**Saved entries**
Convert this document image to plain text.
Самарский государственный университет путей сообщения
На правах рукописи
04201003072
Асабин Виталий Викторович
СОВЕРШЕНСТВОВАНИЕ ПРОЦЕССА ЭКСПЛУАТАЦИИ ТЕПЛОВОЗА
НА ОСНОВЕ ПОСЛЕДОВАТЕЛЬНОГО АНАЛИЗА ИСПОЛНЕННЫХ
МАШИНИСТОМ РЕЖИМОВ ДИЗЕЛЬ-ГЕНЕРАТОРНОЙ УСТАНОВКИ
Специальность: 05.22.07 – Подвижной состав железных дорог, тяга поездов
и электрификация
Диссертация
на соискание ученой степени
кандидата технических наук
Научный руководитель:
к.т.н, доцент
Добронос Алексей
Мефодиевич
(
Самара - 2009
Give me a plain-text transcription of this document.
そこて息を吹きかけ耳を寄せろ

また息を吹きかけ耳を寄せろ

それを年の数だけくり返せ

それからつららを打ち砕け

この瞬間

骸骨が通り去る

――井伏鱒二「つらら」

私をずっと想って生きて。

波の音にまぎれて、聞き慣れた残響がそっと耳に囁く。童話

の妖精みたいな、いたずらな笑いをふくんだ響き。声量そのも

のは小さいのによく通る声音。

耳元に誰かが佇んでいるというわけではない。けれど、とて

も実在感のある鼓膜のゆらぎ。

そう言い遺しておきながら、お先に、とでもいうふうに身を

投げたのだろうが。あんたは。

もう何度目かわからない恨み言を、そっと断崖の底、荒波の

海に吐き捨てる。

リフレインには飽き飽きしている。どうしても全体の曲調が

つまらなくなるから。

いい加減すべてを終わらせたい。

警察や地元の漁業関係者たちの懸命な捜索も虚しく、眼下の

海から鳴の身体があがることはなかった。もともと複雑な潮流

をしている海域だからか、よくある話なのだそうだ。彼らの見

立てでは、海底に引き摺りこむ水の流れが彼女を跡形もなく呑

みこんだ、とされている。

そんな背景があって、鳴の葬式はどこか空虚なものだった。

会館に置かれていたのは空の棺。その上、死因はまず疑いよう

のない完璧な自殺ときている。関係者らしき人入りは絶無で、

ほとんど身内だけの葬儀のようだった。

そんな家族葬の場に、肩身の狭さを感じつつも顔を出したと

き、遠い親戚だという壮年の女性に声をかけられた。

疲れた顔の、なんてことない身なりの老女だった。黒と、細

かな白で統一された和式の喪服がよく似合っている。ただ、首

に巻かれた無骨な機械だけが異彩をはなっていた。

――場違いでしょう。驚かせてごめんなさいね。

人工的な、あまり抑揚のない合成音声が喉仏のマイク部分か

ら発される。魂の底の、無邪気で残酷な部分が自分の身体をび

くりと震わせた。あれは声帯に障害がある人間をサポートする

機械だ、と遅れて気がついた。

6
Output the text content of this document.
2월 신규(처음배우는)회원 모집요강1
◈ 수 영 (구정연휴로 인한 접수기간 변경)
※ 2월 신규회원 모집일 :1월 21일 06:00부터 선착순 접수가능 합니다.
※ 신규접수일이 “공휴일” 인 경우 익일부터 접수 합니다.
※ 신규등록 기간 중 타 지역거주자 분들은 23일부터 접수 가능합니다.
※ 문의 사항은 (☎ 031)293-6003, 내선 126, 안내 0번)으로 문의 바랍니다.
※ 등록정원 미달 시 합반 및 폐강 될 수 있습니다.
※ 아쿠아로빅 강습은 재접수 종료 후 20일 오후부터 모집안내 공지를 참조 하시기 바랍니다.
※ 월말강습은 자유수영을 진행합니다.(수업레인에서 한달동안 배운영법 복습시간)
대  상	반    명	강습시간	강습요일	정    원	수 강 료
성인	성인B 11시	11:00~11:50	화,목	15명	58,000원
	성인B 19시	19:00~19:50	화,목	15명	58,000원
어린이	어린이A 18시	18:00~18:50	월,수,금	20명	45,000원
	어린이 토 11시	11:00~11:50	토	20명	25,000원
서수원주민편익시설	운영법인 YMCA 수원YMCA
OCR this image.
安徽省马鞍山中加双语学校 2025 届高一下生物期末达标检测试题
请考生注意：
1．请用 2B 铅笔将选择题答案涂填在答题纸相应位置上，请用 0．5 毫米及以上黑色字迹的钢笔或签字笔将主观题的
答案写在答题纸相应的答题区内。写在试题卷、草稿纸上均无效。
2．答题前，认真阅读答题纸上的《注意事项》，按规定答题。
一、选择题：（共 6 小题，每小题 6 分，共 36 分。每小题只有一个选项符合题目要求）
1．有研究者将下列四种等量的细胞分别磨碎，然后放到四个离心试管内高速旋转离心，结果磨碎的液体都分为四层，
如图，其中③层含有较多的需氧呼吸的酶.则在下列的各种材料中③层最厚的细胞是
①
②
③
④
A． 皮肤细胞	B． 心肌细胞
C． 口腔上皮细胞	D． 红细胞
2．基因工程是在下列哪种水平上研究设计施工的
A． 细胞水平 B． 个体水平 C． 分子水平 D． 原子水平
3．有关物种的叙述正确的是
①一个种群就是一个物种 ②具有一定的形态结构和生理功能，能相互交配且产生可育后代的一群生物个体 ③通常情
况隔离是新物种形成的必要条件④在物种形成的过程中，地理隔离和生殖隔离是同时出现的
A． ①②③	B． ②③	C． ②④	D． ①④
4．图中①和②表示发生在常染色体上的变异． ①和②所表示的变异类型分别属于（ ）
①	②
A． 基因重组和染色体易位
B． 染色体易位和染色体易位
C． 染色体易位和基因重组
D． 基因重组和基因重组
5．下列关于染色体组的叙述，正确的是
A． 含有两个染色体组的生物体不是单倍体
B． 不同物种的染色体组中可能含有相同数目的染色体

**Requirement**
Write out the records above again, keeping each one identical to the original.

**Response to the task**
Convert this document image to plain text.
Самарский государственный университет путей сообщения
На правах рукописи
04201003072
Асабин Виталий Викторович
СОВЕРШЕНСТВОВАНИЕ ПРОЦЕССА ЭКСПЛУАТАЦИИ ТЕПЛОВОЗА
НА ОСНОВЕ ПОСЛЕДОВАТЕЛЬНОГО АНАЛИЗА ИСПОЛНЕННЫХ
МАШИНИСТОМ РЕЖИМОВ ДИЗЕЛЬ-ГЕНЕРАТОРНОЙ УСТАНОВКИ
Специальность: 05.22.07 – Подвижной состав железных дорог, тяга поездов
и электрификация
Диссертация
на соискание ученой степени
кандидата технических наук
Научный руководитель:
к.т.н, доцент
Добронос Алексей
Мефодиевич
(
Самара - 2009
Give me a plain-text transcription of this document.
そこて息を吹きかけ耳を寄せろ

また息を吹きかけ耳を寄せろ

それを年の数だけくり返せ

それからつららを打ち砕け

この瞬間

骸骨が通り去る

――井伏鱒二「つらら」

私をずっと想って生きて。

波の音にまぎれて、聞き慣れた残響がそっと耳に囁く。童話

の妖精みたいな、いたずらな笑いをふくんだ響き。声量そのも

のは小さいのによく通る声音。

耳元に誰かが佇んでいるというわけではない。けれど、とて

も実在感のある鼓膜のゆらぎ。

そう言い遺しておきながら、お先に、とでもいうふうに身を

投げたのだろうが。あんたは。

もう何度目かわからない恨み言を、そっと断崖の底、荒波の

海に吐き捨てる。

リフレインには飽き飽きしている。どうしても全体の曲調が

つまらなくなるから。

いい加減すべてを終わらせたい。

警察や地元の漁業関係者たちの懸命な捜索も虚しく、眼下の

海から鳴の身体があがることはなかった。もともと複雑な潮流

をしている海域だからか、よくある話なのだそうだ。彼らの見

立てでは、海底に引き摺りこむ水の流れが彼女を跡形もなく呑

みこんだ、とされている。

そんな背景があって、鳴の葬式はどこか空虚なものだった。

会館に置かれていたのは空の棺。その上、死因はまず疑いよう

のない完璧な自殺ときている。関係者らしき人入りは絶無で、

ほとんど身内だけの葬儀のようだった。

そんな家族葬の場に、肩身の狭さを感じつつも顔を出したと

き、遠い親戚だという壮年の女性に声をかけられた。

疲れた顔の、なんてことない身なりの老女だった。黒と、細

かな白で統一された和式の喪服がよく似合っている。ただ、首

に巻かれた無骨な機械だけが異彩をはなっていた。

――場違いでしょう。驚かせてごめんなさいね。

人工的な、あまり抑揚のない合成音声が喉仏のマイク部分か

ら発される。魂の底の、無邪気で残酷な部分が自分の身体をび

くりと震わせた。あれは声帯に障害がある人間をサポートする

機械だ、と遅れて気がついた。

6
Output the text content of this document.
2월 신규(처음배우는)회원 모집요강1
◈ 수 영 (구정연휴로 인한 접수기간 변경)
※ 2월 신규회원 모집일 :1월 21일 06:00부터 선착순 접수가능 합니다.
※ 신규접수일이 “공휴일” 인 경우 익일부터 접수 합니다.
※ 신규등록 기간 중 타 지역거주자 분들은 23일부터 접수 가능합니다.
※ 문의 사항은 (☎ 031)293-6003, 내선 126, 안내 0번)으로 문의 바랍니다.
※ 등록정원 미달 시 합반 및 폐강 될 수 있습니다.
※ 아쿠아로빅 강습은 재접수 종료 후 20일 오후부터 모집안내 공지를 참조 하시기 바랍니다.
※ 월말강습은 자유수영을 진행합니다.(수업레인에서 한달동안 배운영법 복습시간)
대  상	반    명	강습시간	강습요일	정    원	수 강 료
성인	성인B 11시	11:00~11:50	화,목	15명	58,000원
	성인B 19시	19:00~19:50	화,목	15명	58,000원
어린이	어린이A 18시	18:00~18:50	월,수,금	20명	45,000원
	어린이 토 11시	11:00~11:50	토	20명	25,000원
서수원주민편익시설	운영법인 YMCA 수원YMCA
OCR this image.
安徽省马鞍山中加双语学校 2025 届高一下生物期末达标检测试题
请考生注意：
1．请用 2B 铅笔将选择题答案涂填在答题纸相应位置上，请用 0．5 毫米及以上黑色字迹的钢笔或签字笔将主观题的
答案写在答题纸相应的答题区内。写在试题卷、草稿纸上均无效。
2．答题前，认真阅读答题纸上的《注意事项》，按规定答题。
一、选择题：（共 6 小题，每小题 6 分，共 36 分。每小题只有一个选项符合题目要求）
1．有研究者将下列四种等量的细胞分别磨碎，然后放到四个离心试管内高速旋转离心，结果磨碎的液体都分为四层，
如图，其中③层含有较多的需氧呼吸的酶.则在下列的各种材料中③层最厚的细胞是
①
②
③
④
A． 皮肤细胞	B． 心肌细胞
C． 口腔上皮细胞	D． 红细胞
2．基因工程是在下列哪种水平上研究设计施工的
A． 细胞水平 B． 个体水平 C． 分子水平 D． 原子水平
3．有关物种的叙述正确的是
①一个种群就是一个物种 ②具有一定的形态结构和生理功能，能相互交配且产生可育后代的一群生物个体 ③通常情
况隔离是新物种形成的必要条件④在物种形成的过程中，地理隔离和生殖隔离是同时出现的
A． ①②③	B． ②③	C． ②④	D． ①④
4．图中①和②表示发生在常染色体上的变异． ①和②所表示的变异类型分别属于（ ）
①	②
A． 基因重组和染色体易位
B． 染色体易位和染色体易位
C． 染色体易位和基因重组
D． 基因重组和基因重组
5．下列关于染色体组的叙述，正确的是
A． 含有两个染色体组的生物体不是单倍体
B． 不同物种的染色体组中可能含有相同数目的染色体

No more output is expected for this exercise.